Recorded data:
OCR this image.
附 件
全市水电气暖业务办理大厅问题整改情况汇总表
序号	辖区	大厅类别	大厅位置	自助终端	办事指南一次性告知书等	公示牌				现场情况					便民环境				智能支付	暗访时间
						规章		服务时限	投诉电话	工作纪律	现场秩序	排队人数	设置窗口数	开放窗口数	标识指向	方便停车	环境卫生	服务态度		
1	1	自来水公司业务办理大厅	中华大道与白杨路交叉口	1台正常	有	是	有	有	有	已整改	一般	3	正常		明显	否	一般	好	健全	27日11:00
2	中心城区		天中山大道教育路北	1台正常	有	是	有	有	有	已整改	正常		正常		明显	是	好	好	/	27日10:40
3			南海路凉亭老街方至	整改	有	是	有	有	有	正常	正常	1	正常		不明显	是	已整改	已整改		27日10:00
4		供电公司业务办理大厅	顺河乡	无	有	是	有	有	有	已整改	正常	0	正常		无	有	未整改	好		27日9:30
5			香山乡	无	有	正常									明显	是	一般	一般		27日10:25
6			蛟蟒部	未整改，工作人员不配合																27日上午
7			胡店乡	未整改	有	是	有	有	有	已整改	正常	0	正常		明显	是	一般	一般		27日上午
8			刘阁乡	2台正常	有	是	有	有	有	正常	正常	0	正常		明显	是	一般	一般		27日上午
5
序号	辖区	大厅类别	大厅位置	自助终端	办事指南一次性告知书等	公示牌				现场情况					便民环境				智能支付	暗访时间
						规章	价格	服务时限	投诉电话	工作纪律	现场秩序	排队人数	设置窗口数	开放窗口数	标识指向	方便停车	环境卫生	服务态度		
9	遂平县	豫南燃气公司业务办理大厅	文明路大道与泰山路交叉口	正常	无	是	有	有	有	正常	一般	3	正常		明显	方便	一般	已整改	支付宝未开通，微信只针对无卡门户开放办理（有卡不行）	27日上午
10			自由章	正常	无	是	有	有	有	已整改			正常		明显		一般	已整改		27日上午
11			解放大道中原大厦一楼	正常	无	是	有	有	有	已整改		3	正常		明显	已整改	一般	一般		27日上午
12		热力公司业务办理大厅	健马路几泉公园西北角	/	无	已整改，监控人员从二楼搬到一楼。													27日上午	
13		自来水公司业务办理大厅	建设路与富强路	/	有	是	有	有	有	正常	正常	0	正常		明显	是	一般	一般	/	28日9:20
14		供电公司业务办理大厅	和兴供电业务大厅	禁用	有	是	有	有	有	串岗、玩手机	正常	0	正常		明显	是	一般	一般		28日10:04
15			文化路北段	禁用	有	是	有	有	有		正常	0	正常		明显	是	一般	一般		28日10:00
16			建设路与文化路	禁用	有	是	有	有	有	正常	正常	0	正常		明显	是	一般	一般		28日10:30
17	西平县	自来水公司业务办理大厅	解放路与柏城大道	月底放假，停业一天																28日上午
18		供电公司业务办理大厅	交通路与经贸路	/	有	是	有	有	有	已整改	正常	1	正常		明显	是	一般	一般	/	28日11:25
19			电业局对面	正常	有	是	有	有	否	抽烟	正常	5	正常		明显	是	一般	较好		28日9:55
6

*Problem to work on*
Find and copy every line in the entries above where the string "开放窗口数" occurs.

*Exercise result*
						规章		服务时限	投诉电话	工作纪律	现场秩序	排队人数	设置窗口数	开放窗口数	标识指向	方便停车	环境卫生	服务态度		
						规章	价格	服务时限	投诉电话	工作纪律	现场秩序	排队人数	设置窗口数	开放窗口数	标识指向	方便停车	环境卫生	服务态度		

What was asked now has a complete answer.